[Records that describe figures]
========

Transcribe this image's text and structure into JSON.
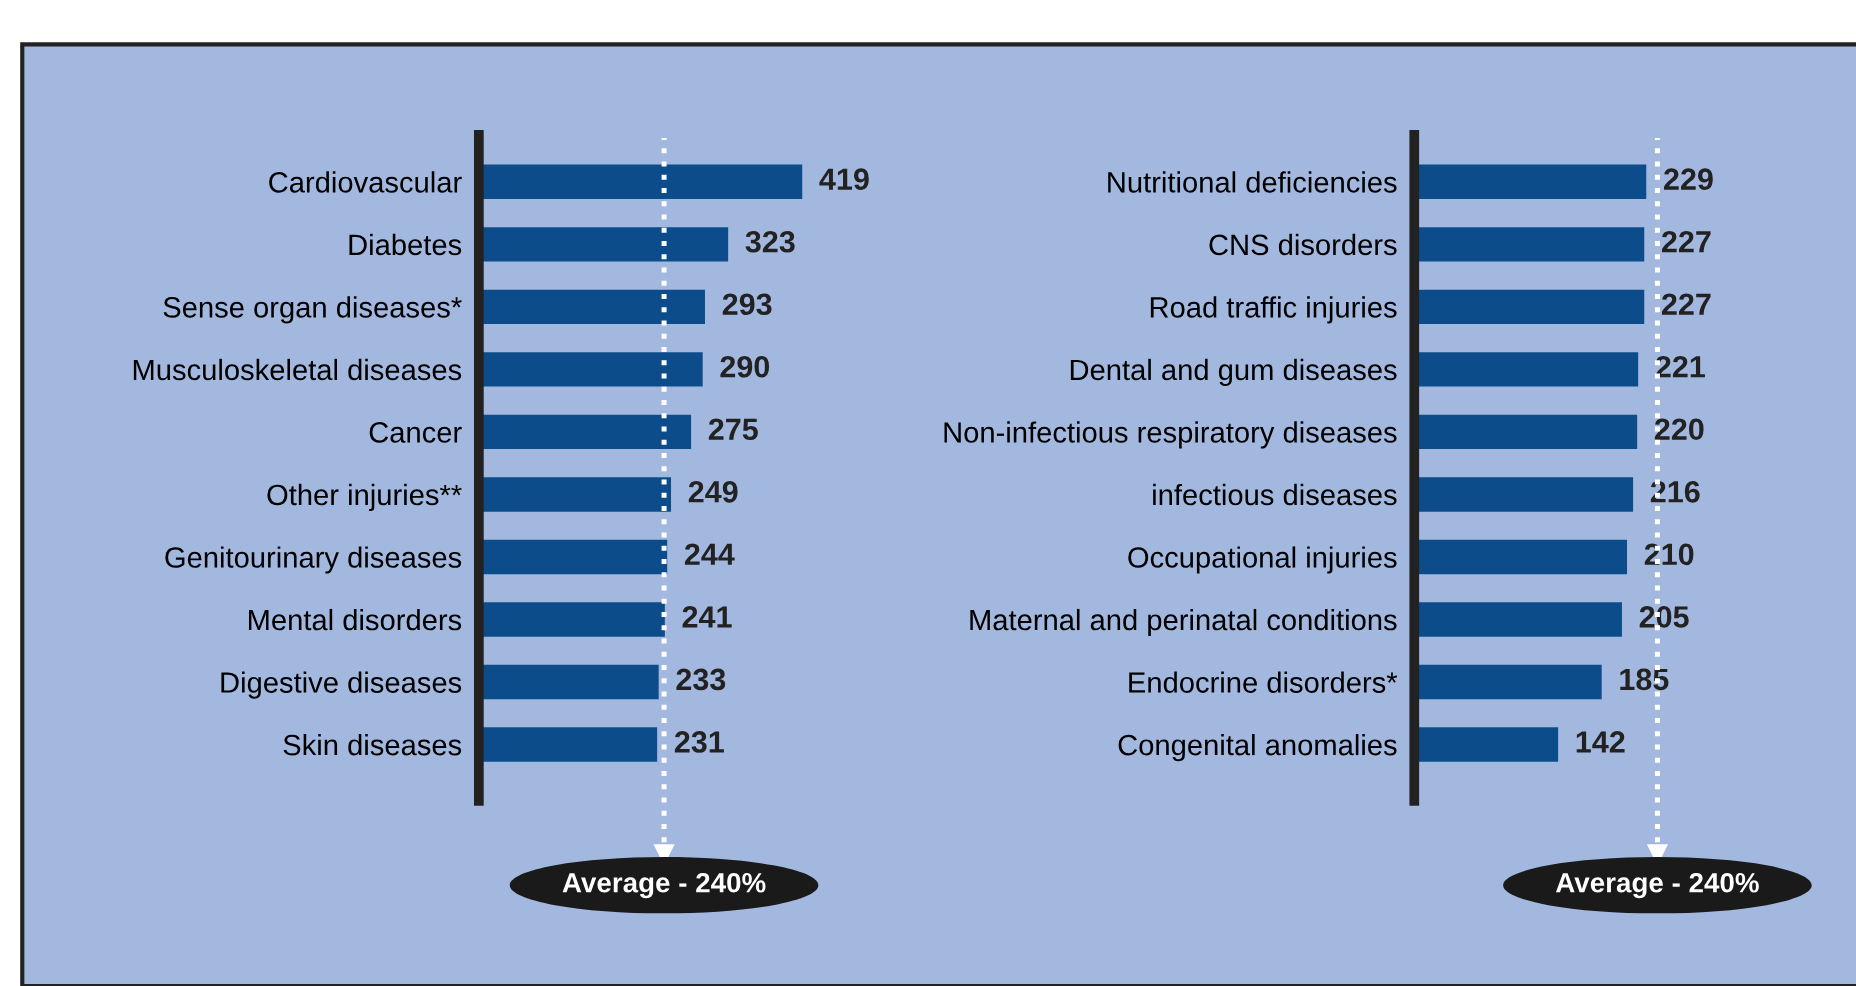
{
  "chart_data": [
    {
      "type": "bar",
      "orientation": "horizontal",
      "categories": [
        "Cardiovascular",
        "Diabetes",
        "Sense organ diseases*",
        "Musculoskeletal diseases",
        "Cancer",
        "Other injuries**",
        "Genitourinary diseases",
        "Mental disorders",
        "Digestive diseases",
        "Skin diseases"
      ],
      "values": [
        419,
        323,
        293,
        290,
        275,
        249,
        244,
        241,
        233,
        231
      ],
      "color": "#0d4c8a",
      "data_labels": true,
      "tick_labels": "y",
      "grid": false,
      "ref_lines": [
        {
          "axis": "x",
          "value": 240,
          "label": "Average - 240%",
          "color": "#ffffff",
          "line_style": "dotted"
        }
      ]
    },
    {
      "type": "bar",
      "orientation": "horizontal",
      "categories": [
        "Nutritional deficiencies",
        "CNS disorders",
        "Road traffic injuries",
        "Dental and gum diseases",
        "Non-infectious respiratory diseases",
        "infectious diseases",
        "Occupational injuries",
        "Maternal and perinatal conditions",
        "Endocrine disorders*",
        "Congenital anomalies"
      ],
      "values": [
        229,
        227,
        227,
        221,
        220,
        216,
        210,
        205,
        185,
        142
      ],
      "color": "#0d4c8a",
      "data_labels": true,
      "tick_labels": "y",
      "grid": false,
      "ref_lines": [
        {
          "axis": "x",
          "value": 240,
          "label": "Average - 240%",
          "color": "#ffffff",
          "line_style": "dotted"
        }
      ]
    }
  ]
}
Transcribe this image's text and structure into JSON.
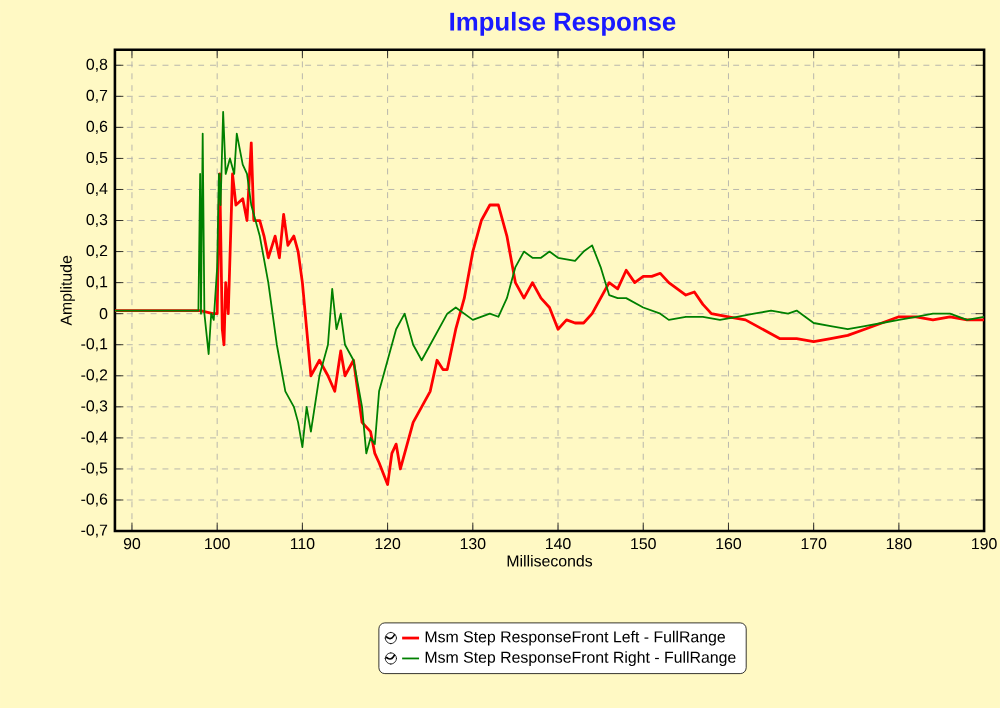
{
  "chart_data": {
    "type": "line",
    "title": "Impulse Response",
    "xlabel": "Milliseconds",
    "ylabel": "Amplitude",
    "xlim": [
      88,
      190
    ],
    "xticks": [
      90,
      100,
      110,
      120,
      130,
      140,
      150,
      160,
      170,
      180,
      190
    ],
    "ylim": [
      -0.7,
      0.85
    ],
    "yticks": [
      {
        "value": -0.7,
        "label": "-0,7"
      },
      {
        "value": -0.6,
        "label": "-0,6"
      },
      {
        "value": -0.5,
        "label": "-0,5"
      },
      {
        "value": -0.4,
        "label": "-0,4"
      },
      {
        "value": -0.3,
        "label": "-0,3"
      },
      {
        "value": -0.2,
        "label": "-0,2"
      },
      {
        "value": -0.1,
        "label": "-0,1"
      },
      0,
      {
        "value": 0.1,
        "label": "0,1"
      },
      {
        "value": 0.2,
        "label": "0,2"
      },
      {
        "value": 0.3,
        "label": "0,3"
      },
      {
        "value": 0.4,
        "label": "0,4"
      },
      {
        "value": 0.5,
        "label": "0,5"
      },
      {
        "value": 0.6,
        "label": "0,6"
      },
      {
        "value": 0.7,
        "label": "0,7"
      },
      {
        "value": 0.8,
        "label": "0,8"
      }
    ],
    "grid": true,
    "legend": "bottom",
    "marker": "none",
    "line_style": "solid",
    "series": [
      {
        "name": "Msm Step ResponseFront Left - FullRange",
        "color": "#ff0000",
        "x": [
          88,
          98,
          99.5,
          100,
          100.3,
          100.6,
          100.8,
          101,
          101.3,
          101.8,
          102.2,
          103,
          103.5,
          104,
          104.3,
          105,
          105.5,
          106,
          106.8,
          107.3,
          107.8,
          108.3,
          109,
          109.5,
          110,
          110.5,
          111,
          112,
          113,
          113.8,
          114.5,
          115,
          116,
          117,
          118,
          118.5,
          119,
          120,
          120.5,
          121,
          121.5,
          122,
          123,
          124,
          125,
          125.8,
          126.5,
          127,
          128,
          129,
          130,
          131,
          132,
          133,
          134,
          135,
          136,
          137,
          138,
          139,
          140,
          141,
          142,
          143,
          144,
          145,
          146,
          147,
          148,
          149,
          150,
          151,
          152,
          153,
          154,
          155,
          156,
          157,
          158,
          160,
          162,
          164,
          166,
          168,
          170,
          172,
          174,
          176,
          178,
          180,
          182,
          184,
          186,
          188,
          190
        ],
        "values": [
          0.01,
          0.01,
          0.0,
          0.0,
          0.45,
          -0.05,
          -0.1,
          0.1,
          0.0,
          0.45,
          0.35,
          0.37,
          0.3,
          0.55,
          0.3,
          0.3,
          0.25,
          0.18,
          0.25,
          0.18,
          0.32,
          0.22,
          0.25,
          0.2,
          0.1,
          -0.05,
          -0.2,
          -0.15,
          -0.2,
          -0.25,
          -0.12,
          -0.2,
          -0.15,
          -0.35,
          -0.38,
          -0.45,
          -0.48,
          -0.55,
          -0.45,
          -0.42,
          -0.5,
          -0.45,
          -0.35,
          -0.3,
          -0.25,
          -0.15,
          -0.18,
          -0.18,
          -0.05,
          0.05,
          0.2,
          0.3,
          0.35,
          0.35,
          0.25,
          0.1,
          0.05,
          0.1,
          0.05,
          0.02,
          -0.05,
          -0.02,
          -0.03,
          -0.03,
          0.0,
          0.05,
          0.1,
          0.08,
          0.14,
          0.1,
          0.12,
          0.12,
          0.13,
          0.1,
          0.08,
          0.06,
          0.07,
          0.03,
          0.0,
          -0.01,
          -0.02,
          -0.05,
          -0.08,
          -0.08,
          -0.09,
          -0.08,
          -0.07,
          -0.05,
          -0.03,
          -0.01,
          -0.01,
          -0.02,
          -0.01,
          -0.02,
          -0.02
        ]
      },
      {
        "name": "Msm Step ResponseFront Right - FullRange",
        "color": "#008000",
        "x": [
          88,
          97.8,
          98,
          98.1,
          98.3,
          98.5,
          99,
          99.3,
          99.6,
          100,
          100.2,
          100.4,
          100.7,
          101,
          101.5,
          102,
          102.3,
          103,
          103.5,
          104,
          105,
          106,
          107,
          108,
          109,
          109.5,
          110,
          110.5,
          111,
          112,
          113,
          113.5,
          114,
          114.5,
          115,
          116,
          117,
          117.5,
          118,
          118.5,
          119,
          120,
          121,
          122,
          123,
          124,
          125,
          126,
          127,
          128,
          130,
          132,
          133,
          134,
          135,
          136,
          137,
          138,
          139,
          140,
          142,
          143,
          144,
          145,
          146,
          147,
          148,
          150,
          152,
          153,
          155,
          157,
          159,
          161,
          163,
          165,
          167,
          168,
          170,
          172,
          174,
          176,
          178,
          180,
          182,
          184,
          186,
          188,
          190
        ],
        "values": [
          0.01,
          0.01,
          0.45,
          0.0,
          0.58,
          0.0,
          -0.13,
          0.0,
          -0.02,
          0.15,
          0.45,
          0.35,
          0.65,
          0.45,
          0.5,
          0.45,
          0.58,
          0.48,
          0.45,
          0.35,
          0.25,
          0.1,
          -0.1,
          -0.25,
          -0.3,
          -0.35,
          -0.43,
          -0.3,
          -0.38,
          -0.2,
          -0.1,
          0.08,
          -0.05,
          0.0,
          -0.1,
          -0.15,
          -0.3,
          -0.45,
          -0.4,
          -0.42,
          -0.25,
          -0.15,
          -0.05,
          0.0,
          -0.1,
          -0.15,
          -0.1,
          -0.05,
          0.0,
          0.02,
          -0.02,
          0.0,
          -0.01,
          0.05,
          0.15,
          0.2,
          0.18,
          0.18,
          0.2,
          0.18,
          0.17,
          0.2,
          0.22,
          0.15,
          0.06,
          0.05,
          0.05,
          0.02,
          0.0,
          -0.02,
          -0.01,
          -0.01,
          -0.02,
          -0.01,
          0.0,
          0.01,
          0.0,
          0.01,
          -0.03,
          -0.04,
          -0.05,
          -0.04,
          -0.03,
          -0.02,
          -0.01,
          0.0,
          0.0,
          -0.02,
          -0.01
        ]
      }
    ]
  }
}
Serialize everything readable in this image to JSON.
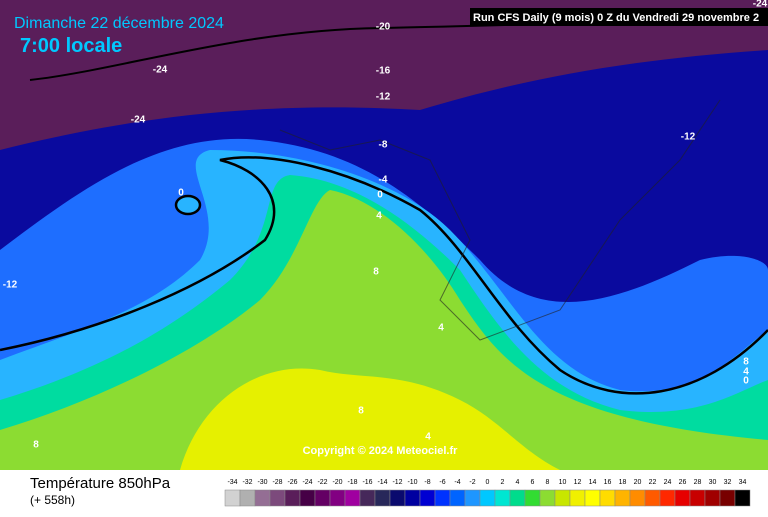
{
  "header": {
    "date": "Dimanche 22 décembre 2024",
    "time": "7:00 locale",
    "run": "Run CFS Daily (9 mois) 0 Z du Vendredi 29 novembre 2"
  },
  "map": {
    "contour_labels": [
      "-20",
      "-24",
      "-24",
      "-16",
      "-12",
      "-24",
      "-8",
      "-12",
      "-4",
      "0",
      "0",
      "4",
      "8",
      "-12",
      "4",
      "8",
      "4",
      "0",
      "8",
      "4",
      "8"
    ],
    "copyright": "Copyright © 2024 Meteociel.fr"
  },
  "footer": {
    "title": "Température 850hPa",
    "lead": "(+ 558h)"
  },
  "legend": {
    "values": [
      -34,
      -32,
      -30,
      -28,
      -26,
      -24,
      -22,
      -20,
      -18,
      -16,
      -14,
      -12,
      -10,
      -8,
      -6,
      -4,
      -2,
      0,
      2,
      4,
      6,
      8,
      10,
      12,
      14,
      16,
      18,
      20,
      22,
      24,
      26,
      28,
      30,
      32,
      34
    ],
    "colors": [
      "#d2d2d2",
      "#b0b0b0",
      "#946e94",
      "#7c4a7c",
      "#5a1e5a",
      "#460046",
      "#640064",
      "#820082",
      "#a000a0",
      "#46285a",
      "#28285a",
      "#0a0a6e",
      "#0000a0",
      "#0000d2",
      "#0032ff",
      "#0064ff",
      "#1e96ff",
      "#00c8ff",
      "#00e6d2",
      "#00dc8c",
      "#32dc32",
      "#8cdc32",
      "#c8e600",
      "#f0f000",
      "#ffff00",
      "#ffdc00",
      "#ffb400",
      "#ff8c00",
      "#ff5a00",
      "#ff2800",
      "#e60000",
      "#c80000",
      "#a00000",
      "#780000",
      "#000000"
    ]
  }
}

========

Exercise task:
Count the lines in the records above that contain the word "Step", and give only that number.

Solution to the problem:
2